INPUT MATERIAL:
+ + + +
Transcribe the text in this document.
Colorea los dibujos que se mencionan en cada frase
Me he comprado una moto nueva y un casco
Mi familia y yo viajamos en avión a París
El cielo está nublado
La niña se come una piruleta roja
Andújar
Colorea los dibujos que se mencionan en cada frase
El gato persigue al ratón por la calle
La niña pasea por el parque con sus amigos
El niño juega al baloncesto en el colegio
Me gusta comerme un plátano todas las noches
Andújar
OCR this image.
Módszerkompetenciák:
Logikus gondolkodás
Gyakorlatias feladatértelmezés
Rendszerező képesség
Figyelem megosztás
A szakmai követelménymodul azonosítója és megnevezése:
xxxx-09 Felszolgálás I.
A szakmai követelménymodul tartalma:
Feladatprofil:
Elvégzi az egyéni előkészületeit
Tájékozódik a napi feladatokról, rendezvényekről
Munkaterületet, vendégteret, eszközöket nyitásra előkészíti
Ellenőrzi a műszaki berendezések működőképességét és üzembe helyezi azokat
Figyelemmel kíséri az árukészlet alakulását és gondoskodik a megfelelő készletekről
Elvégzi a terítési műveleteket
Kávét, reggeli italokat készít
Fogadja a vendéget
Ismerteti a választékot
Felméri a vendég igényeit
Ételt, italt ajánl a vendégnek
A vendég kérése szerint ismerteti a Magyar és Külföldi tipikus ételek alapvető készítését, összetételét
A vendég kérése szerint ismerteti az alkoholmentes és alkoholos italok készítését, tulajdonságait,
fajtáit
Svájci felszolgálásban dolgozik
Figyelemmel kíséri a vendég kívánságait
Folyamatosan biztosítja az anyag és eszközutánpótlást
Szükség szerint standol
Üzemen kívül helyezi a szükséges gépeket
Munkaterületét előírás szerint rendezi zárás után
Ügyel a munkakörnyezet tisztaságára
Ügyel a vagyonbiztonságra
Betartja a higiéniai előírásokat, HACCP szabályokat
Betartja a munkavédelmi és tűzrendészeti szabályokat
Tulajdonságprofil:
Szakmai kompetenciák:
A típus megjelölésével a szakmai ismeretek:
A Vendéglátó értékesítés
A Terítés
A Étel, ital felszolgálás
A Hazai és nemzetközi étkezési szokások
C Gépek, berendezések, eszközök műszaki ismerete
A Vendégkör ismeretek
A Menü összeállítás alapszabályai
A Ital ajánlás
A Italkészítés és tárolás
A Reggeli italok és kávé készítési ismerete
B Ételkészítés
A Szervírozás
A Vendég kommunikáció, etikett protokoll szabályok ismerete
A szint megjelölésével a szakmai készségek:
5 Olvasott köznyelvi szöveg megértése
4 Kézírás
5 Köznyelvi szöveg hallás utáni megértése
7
+ + + +
TASK DIRECTIONS: In the records above, collect each line with "kíséri".

CORRECT ANSWER:
Figyelemmel kíséri az árukészlet alakulását és gondoskodik a megfelelő készletekről
Figyelemmel kíséri a vendég kívánságait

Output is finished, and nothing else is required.